_TASK REQUIREMENTS_
Omit every image, and transcribe the remaining entries exactly as given.

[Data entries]

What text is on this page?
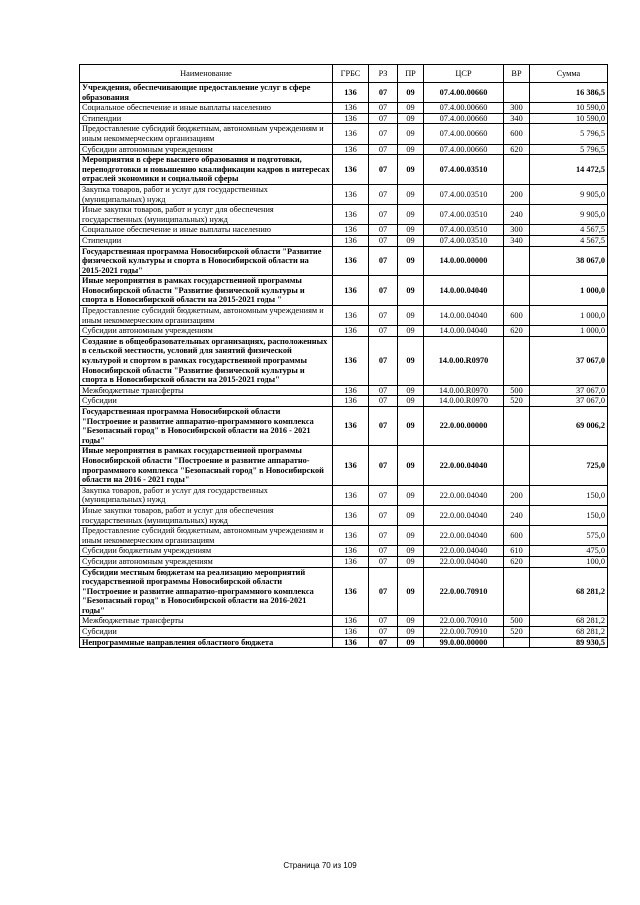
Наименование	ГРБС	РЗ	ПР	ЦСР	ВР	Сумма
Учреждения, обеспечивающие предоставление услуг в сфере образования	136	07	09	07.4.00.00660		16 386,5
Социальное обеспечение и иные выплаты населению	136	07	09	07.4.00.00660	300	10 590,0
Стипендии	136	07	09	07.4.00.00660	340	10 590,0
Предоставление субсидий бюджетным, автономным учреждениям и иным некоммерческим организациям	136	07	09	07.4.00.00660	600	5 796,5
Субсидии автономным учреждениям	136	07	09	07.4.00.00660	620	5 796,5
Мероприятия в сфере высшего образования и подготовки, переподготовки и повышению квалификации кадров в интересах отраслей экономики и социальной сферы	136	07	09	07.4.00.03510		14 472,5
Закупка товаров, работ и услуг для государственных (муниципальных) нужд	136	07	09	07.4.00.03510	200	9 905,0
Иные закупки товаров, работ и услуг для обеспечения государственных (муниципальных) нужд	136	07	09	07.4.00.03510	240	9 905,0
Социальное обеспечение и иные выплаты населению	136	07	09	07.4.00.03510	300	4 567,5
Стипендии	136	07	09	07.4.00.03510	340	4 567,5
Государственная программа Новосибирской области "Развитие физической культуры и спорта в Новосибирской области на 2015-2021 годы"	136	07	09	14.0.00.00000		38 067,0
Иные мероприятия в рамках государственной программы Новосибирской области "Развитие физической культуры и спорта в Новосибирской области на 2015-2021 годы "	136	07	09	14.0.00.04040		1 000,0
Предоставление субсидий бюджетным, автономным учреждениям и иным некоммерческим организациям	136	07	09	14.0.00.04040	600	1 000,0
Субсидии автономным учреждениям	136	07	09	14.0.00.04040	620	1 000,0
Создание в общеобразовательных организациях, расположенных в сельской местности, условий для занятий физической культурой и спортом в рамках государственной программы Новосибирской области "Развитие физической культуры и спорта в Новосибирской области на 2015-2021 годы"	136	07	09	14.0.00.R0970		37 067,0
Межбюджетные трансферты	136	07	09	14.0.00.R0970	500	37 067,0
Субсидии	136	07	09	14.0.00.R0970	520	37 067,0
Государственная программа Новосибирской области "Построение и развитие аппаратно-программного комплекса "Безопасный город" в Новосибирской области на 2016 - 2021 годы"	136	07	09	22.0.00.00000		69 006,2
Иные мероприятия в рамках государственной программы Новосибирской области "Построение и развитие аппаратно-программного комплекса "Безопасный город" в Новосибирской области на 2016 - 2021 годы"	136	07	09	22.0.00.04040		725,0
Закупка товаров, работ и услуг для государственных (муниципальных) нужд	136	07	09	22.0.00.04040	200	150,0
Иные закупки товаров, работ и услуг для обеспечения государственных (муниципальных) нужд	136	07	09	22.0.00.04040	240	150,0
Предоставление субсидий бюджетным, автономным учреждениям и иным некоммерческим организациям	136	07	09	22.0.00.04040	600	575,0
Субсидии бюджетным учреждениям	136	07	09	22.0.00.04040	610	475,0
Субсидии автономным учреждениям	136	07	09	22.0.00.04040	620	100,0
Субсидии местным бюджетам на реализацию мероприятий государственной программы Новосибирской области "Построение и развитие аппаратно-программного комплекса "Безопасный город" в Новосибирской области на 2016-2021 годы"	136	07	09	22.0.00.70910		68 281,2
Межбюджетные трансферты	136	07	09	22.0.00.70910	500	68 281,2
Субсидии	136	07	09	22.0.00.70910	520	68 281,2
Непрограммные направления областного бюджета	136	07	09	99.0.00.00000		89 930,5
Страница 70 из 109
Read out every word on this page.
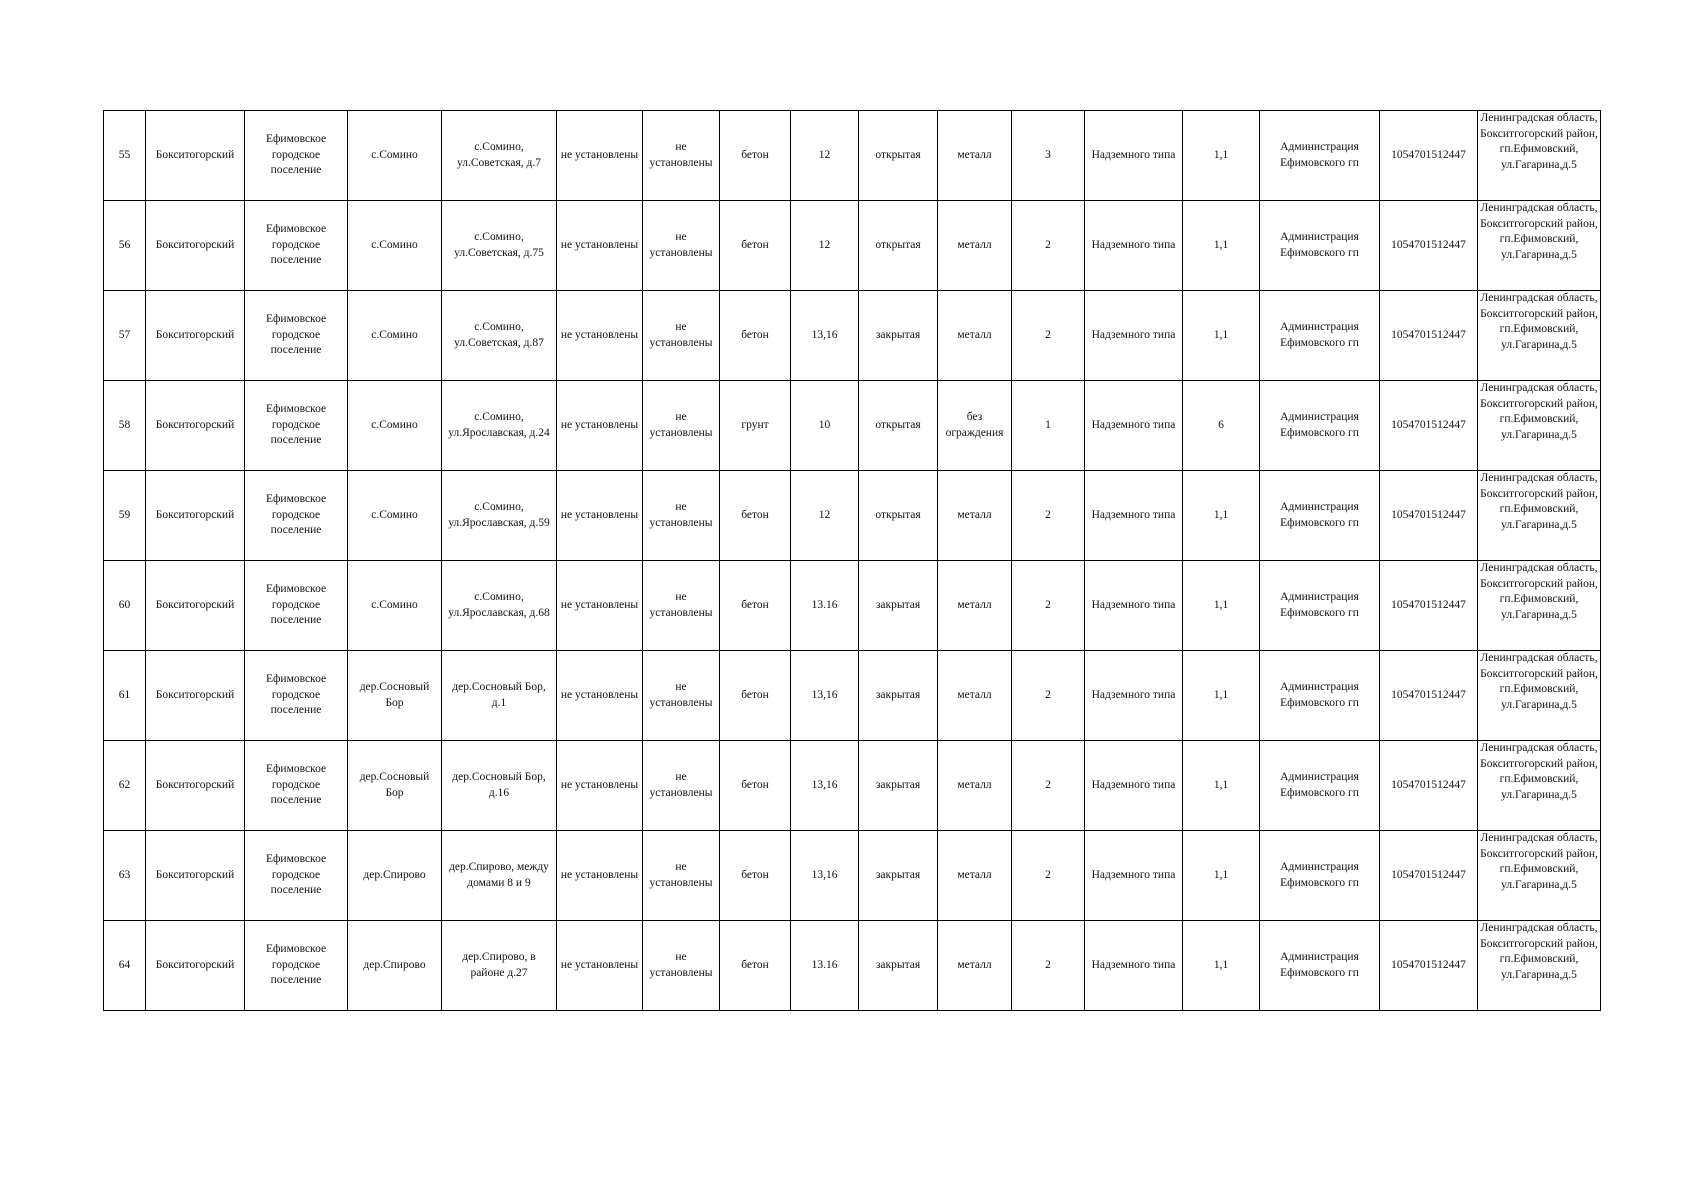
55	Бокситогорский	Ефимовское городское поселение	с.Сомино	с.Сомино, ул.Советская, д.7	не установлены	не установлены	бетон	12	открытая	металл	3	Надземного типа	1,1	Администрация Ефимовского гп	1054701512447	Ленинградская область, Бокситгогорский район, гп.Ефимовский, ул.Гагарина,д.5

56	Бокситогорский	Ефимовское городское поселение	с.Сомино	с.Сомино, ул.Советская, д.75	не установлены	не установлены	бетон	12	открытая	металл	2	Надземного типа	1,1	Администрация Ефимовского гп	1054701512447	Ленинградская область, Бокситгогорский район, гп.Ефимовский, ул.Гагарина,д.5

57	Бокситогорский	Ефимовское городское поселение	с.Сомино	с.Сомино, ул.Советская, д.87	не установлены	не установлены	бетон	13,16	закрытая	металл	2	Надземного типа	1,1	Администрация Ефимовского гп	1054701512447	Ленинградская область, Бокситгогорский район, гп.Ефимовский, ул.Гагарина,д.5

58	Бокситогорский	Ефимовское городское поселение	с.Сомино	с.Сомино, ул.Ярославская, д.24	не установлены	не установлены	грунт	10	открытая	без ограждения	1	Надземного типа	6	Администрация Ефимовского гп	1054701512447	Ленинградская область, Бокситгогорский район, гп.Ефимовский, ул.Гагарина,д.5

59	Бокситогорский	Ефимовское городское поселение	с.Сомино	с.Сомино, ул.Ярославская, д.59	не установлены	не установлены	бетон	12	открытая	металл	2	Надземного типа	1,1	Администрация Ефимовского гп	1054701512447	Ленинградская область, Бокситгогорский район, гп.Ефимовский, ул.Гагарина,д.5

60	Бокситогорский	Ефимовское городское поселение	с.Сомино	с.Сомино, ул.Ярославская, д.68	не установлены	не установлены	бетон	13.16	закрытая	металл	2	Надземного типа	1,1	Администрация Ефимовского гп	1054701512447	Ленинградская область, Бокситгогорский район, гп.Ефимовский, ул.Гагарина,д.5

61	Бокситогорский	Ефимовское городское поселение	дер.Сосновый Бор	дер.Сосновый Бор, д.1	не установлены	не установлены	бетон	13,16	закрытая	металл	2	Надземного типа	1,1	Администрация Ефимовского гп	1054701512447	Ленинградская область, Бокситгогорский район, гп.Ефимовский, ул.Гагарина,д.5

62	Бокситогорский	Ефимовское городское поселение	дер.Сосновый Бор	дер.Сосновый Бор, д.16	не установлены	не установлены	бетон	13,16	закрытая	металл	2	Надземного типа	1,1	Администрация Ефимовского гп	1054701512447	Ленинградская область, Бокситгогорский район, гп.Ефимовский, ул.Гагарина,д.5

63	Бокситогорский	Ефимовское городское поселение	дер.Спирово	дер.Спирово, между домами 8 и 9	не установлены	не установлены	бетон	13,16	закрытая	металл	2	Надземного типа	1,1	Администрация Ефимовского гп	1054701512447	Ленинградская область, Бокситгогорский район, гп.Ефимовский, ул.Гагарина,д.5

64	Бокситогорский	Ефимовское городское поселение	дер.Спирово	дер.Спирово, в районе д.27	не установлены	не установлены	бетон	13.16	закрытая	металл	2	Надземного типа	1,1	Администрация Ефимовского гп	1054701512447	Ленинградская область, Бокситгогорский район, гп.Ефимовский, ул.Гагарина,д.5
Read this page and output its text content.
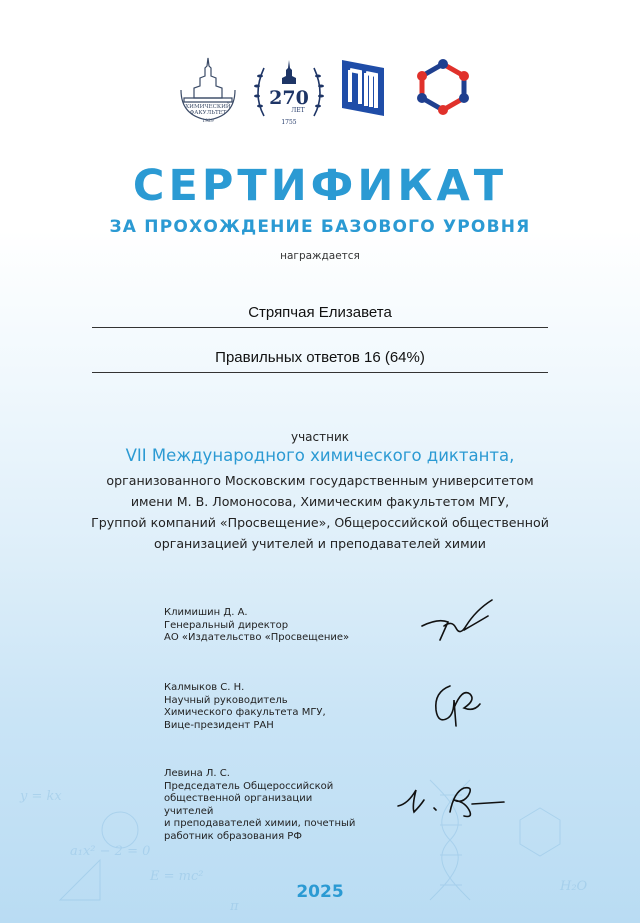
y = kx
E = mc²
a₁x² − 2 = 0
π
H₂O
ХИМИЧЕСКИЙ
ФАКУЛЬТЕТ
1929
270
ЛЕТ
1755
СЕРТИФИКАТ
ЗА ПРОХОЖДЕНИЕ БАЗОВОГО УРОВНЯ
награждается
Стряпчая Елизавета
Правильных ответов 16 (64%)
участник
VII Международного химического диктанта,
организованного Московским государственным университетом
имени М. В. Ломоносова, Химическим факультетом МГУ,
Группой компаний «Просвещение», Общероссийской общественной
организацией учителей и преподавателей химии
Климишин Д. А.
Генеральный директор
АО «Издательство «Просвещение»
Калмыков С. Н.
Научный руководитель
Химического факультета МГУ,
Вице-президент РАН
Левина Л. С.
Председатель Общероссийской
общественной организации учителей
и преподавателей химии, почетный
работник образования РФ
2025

_THE COMPLETED TASK_
What text is on this page?
Наименование	ГРБС	РЗ	ПР	ЦСР	ВР	Сумма
Учреждения, обеспечивающие предоставление услуг в сфере образования	136	07	09	07.4.00.00660		16 386,5
Социальное обеспечение и иные выплаты населению	136	07	09	07.4.00.00660	300	10 590,0
Стипендии	136	07	09	07.4.00.00660	340	10 590,0
Предоставление субсидий бюджетным, автономным учреждениям и иным некоммерческим организациям	136	07	09	07.4.00.00660	600	5 796,5
Субсидии автономным учреждениям	136	07	09	07.4.00.00660	620	5 796,5
Мероприятия в сфере высшего образования и подготовки, переподготовки и повышению квалификации кадров в интересах отраслей экономики и социальной сферы	136	07	09	07.4.00.03510		14 472,5
Закупка товаров, работ и услуг для государственных (муниципальных) нужд	136	07	09	07.4.00.03510	200	9 905,0
Иные закупки товаров, работ и услуг для обеспечения государственных (муниципальных) нужд	136	07	09	07.4.00.03510	240	9 905,0
Социальное обеспечение и иные выплаты населению	136	07	09	07.4.00.03510	300	4 567,5
Стипендии	136	07	09	07.4.00.03510	340	4 567,5
Государственная программа Новосибирской области "Развитие физической культуры и спорта в Новосибирской области на 2015-2021 годы"	136	07	09	14.0.00.00000		38 067,0
Иные мероприятия в рамках государственной программы Новосибирской области "Развитие физической культуры и спорта в Новосибирской области на 2015-2021 годы "	136	07	09	14.0.00.04040		1 000,0
Предоставление субсидий бюджетным, автономным учреждениям и иным некоммерческим организациям	136	07	09	14.0.00.04040	600	1 000,0
Субсидии автономным учреждениям	136	07	09	14.0.00.04040	620	1 000,0
Создание в общеобразовательных организациях, расположенных в сельской местности, условий для занятий физической культурой и спортом в рамках государственной программы Новосибирской области "Развитие физической культуры и спорта в Новосибирской области на 2015-2021 годы"	136	07	09	14.0.00.R0970		37 067,0
Межбюджетные трансферты	136	07	09	14.0.00.R0970	500	37 067,0
Субсидии	136	07	09	14.0.00.R0970	520	37 067,0
Государственная программа Новосибирской области "Построение и развитие аппаратно-программного комплекса "Безопасный город" в Новосибирской области на 2016 - 2021 годы"	136	07	09	22.0.00.00000		69 006,2
Иные мероприятия в рамках государственной программы Новосибирской области "Построение и развитие аппаратно-программного комплекса "Безопасный город" в Новосибирской области на 2016 - 2021 годы"	136	07	09	22.0.00.04040		725,0
Закупка товаров, работ и услуг для государственных (муниципальных) нужд	136	07	09	22.0.00.04040	200	150,0
Иные закупки товаров, работ и услуг для обеспечения государственных (муниципальных) нужд	136	07	09	22.0.00.04040	240	150,0
Предоставление субсидий бюджетным, автономным учреждениям и иным некоммерческим организациям	136	07	09	22.0.00.04040	600	575,0
Субсидии бюджетным учреждениям	136	07	09	22.0.00.04040	610	475,0
Субсидии автономным учреждениям	136	07	09	22.0.00.04040	620	100,0
Субсидии местным бюджетам на реализацию мероприятий государственной программы Новосибирской области "Построение и развитие аппаратно-программного комплекса "Безопасный город" в Новосибирской области на 2016-2021 годы"	136	07	09	22.0.00.70910		68 281,2
Межбюджетные трансферты	136	07	09	22.0.00.70910	500	68 281,2
Субсидии	136	07	09	22.0.00.70910	520	68 281,2
Непрограммные направления областного бюджета	136	07	09	99.0.00.00000		89 930,5
Страница 70 из 109
Read out every word on this page.
55	Бокситогорский	Ефимовское городское поселение	с.Сомино	с.Сомино, ул.Советская, д.7	не установлены	не установлены	бетон	12	открытая	металл	3	Надземного типа	1,1	Администрация Ефимовского гп	1054701512447	Ленинградская область, Бокситгогорский район, гп.Ефимовский, ул.Гагарина,д.5

56	Бокситогорский	Ефимовское городское поселение	с.Сомино	с.Сомино, ул.Советская, д.75	не установлены	не установлены	бетон	12	открытая	металл	2	Надземного типа	1,1	Администрация Ефимовского гп	1054701512447	Ленинградская область, Бокситгогорский район, гп.Ефимовский, ул.Гагарина,д.5

57	Бокситогорский	Ефимовское городское поселение	с.Сомино	с.Сомино, ул.Советская, д.87	не установлены	не установлены	бетон	13,16	закрытая	металл	2	Надземного типа	1,1	Администрация Ефимовского гп	1054701512447	Ленинградская область, Бокситгогорский район, гп.Ефимовский, ул.Гагарина,д.5

58	Бокситогорский	Ефимовское городское поселение	с.Сомино	с.Сомино, ул.Ярославская, д.24	не установлены	не установлены	грунт	10	открытая	без ограждения	1	Надземного типа	6	Администрация Ефимовского гп	1054701512447	Ленинградская область, Бокситгогорский район, гп.Ефимовский, ул.Гагарина,д.5

59	Бокситогорский	Ефимовское городское поселение	с.Сомино	с.Сомино, ул.Ярославская, д.59	не установлены	не установлены	бетон	12	открытая	металл	2	Надземного типа	1,1	Администрация Ефимовского гп	1054701512447	Ленинградская область, Бокситгогорский район, гп.Ефимовский, ул.Гагарина,д.5

60	Бокситогорский	Ефимовское городское поселение	с.Сомино	с.Сомино, ул.Ярославская, д.68	не установлены	не установлены	бетон	13.16	закрытая	металл	2	Надземного типа	1,1	Администрация Ефимовского гп	1054701512447	Ленинградская область, Бокситгогорский район, гп.Ефимовский, ул.Гагарина,д.5

61	Бокситогорский	Ефимовское городское поселение	дер.Сосновый Бор	дер.Сосновый Бор, д.1	не установлены	не установлены	бетон	13,16	закрытая	металл	2	Надземного типа	1,1	Администрация Ефимовского гп	1054701512447	Ленинградская область, Бокситгогорский район, гп.Ефимовский, ул.Гагарина,д.5

62	Бокситогорский	Ефимовское городское поселение	дер.Сосновый Бор	дер.Сосновый Бор, д.16	не установлены	не установлены	бетон	13,16	закрытая	металл	2	Надземного типа	1,1	Администрация Ефимовского гп	1054701512447	Ленинградская область, Бокситгогорский район, гп.Ефимовский, ул.Гагарина,д.5

63	Бокситогорский	Ефимовское городское поселение	дер.Спирово	дер.Спирово, между домами 8 и 9	не установлены	не установлены	бетон	13,16	закрытая	металл	2	Надземного типа	1,1	Администрация Ефимовского гп	1054701512447	Ленинградская область, Бокситгогорский район, гп.Ефимовский, ул.Гагарина,д.5

64	Бокситогорский	Ефимовское городское поселение	дер.Спирово	дер.Спирово, в районе д.27	не установлены	не установлены	бетон	13.16	закрытая	металл	2	Надземного типа	1,1	Администрация Ефимовского гп	1054701512447	Ленинградская область, Бокситгогорский район, гп.Ефимовский, ул.Гагарина,д.5
Read this page and output its text content.
y = kx
E = mc²
a₁x² − 2 = 0
π
H₂O
ХИМИЧЕСКИЙ
ФАКУЛЬТЕТ
1929
270
ЛЕТ
1755
СЕРТИФИКАТ
ЗА ПРОХОЖДЕНИЕ БАЗОВОГО УРОВНЯ
награждается
Стряпчая Елизавета
Правильных ответов 16 (64%)
участник
VII Международного химического диктанта,
организованного Московским государственным университетом
имени М. В. Ломоносова, Химическим факультетом МГУ,
Группой компаний «Просвещение», Общероссийской общественной
организацией учителей и преподавателей химии
Климишин Д. А.
Генеральный директор
АО «Издательство «Просвещение»
Калмыков С. Н.
Научный руководитель
Химического факультета МГУ,
Вице-президент РАН
Левина Л. С.
Председатель Общероссийской
общественной организации учителей
и преподавателей химии, почетный
работник образования РФ
2025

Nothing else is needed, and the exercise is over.